** start INPUT DATA **

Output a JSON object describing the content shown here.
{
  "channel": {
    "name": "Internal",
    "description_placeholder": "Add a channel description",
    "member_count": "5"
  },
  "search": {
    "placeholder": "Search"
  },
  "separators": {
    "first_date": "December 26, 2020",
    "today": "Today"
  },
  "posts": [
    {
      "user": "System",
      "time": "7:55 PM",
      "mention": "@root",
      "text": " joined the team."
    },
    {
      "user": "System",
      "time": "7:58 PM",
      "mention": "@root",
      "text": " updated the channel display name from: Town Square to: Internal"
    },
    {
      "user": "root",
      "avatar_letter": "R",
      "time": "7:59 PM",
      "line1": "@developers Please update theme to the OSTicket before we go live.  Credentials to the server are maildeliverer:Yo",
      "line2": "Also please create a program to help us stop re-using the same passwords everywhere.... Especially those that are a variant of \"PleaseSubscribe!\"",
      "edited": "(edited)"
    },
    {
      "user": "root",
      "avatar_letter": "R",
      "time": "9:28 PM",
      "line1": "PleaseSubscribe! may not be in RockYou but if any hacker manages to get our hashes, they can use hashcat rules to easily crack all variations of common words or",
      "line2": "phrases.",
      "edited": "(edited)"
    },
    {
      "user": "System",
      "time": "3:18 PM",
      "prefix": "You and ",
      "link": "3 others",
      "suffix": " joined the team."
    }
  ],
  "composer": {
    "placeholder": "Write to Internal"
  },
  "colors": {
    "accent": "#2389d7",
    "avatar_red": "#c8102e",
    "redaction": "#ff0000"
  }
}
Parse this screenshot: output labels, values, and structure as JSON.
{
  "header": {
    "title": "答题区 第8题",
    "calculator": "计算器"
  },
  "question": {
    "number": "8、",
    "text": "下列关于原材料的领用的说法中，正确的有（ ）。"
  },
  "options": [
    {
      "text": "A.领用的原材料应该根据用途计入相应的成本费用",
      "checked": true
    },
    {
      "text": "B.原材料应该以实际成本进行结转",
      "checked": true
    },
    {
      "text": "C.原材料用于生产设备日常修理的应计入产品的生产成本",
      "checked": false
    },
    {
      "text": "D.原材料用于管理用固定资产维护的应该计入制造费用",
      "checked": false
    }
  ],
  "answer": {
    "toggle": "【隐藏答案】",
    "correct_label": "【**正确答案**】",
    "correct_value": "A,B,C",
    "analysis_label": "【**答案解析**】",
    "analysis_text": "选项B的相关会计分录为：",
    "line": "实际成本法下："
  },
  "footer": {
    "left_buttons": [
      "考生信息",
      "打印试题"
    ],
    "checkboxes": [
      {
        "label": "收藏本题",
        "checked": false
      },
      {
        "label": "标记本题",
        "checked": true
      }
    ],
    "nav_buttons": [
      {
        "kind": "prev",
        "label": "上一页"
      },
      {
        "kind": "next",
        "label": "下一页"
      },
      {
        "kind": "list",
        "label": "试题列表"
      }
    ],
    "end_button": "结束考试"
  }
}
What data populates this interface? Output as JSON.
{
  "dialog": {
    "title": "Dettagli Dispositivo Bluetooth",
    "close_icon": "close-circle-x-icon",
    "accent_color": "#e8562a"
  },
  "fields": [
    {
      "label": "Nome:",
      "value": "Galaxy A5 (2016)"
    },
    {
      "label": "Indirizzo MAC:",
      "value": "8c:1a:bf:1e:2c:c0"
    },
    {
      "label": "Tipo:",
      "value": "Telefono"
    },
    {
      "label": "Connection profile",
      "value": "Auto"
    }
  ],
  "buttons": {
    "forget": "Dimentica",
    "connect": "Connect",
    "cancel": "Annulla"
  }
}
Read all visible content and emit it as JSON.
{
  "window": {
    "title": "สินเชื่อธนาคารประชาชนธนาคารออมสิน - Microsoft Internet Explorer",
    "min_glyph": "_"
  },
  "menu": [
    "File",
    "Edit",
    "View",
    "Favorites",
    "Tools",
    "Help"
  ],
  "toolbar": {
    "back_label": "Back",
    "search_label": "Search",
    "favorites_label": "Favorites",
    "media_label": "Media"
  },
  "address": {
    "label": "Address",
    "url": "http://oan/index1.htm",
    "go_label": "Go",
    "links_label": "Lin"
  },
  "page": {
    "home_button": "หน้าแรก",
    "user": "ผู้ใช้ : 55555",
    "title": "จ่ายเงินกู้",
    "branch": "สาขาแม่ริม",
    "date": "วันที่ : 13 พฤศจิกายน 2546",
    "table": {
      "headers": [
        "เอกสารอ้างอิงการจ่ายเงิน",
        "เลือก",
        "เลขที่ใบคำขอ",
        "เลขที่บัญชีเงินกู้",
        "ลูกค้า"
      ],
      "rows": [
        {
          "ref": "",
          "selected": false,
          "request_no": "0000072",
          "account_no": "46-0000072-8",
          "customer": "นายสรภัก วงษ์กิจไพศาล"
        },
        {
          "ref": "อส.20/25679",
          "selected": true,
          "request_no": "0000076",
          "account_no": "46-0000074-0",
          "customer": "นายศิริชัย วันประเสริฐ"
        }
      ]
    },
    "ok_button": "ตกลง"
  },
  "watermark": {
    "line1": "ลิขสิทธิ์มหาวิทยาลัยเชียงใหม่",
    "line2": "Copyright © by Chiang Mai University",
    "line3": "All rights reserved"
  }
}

** end INPUT DATA **

## [TASK STATEMENT]
Tally the lines of the preceding listing in which the word "time" appears; state nothing but the total.

## [SOLUTION BELOW]
5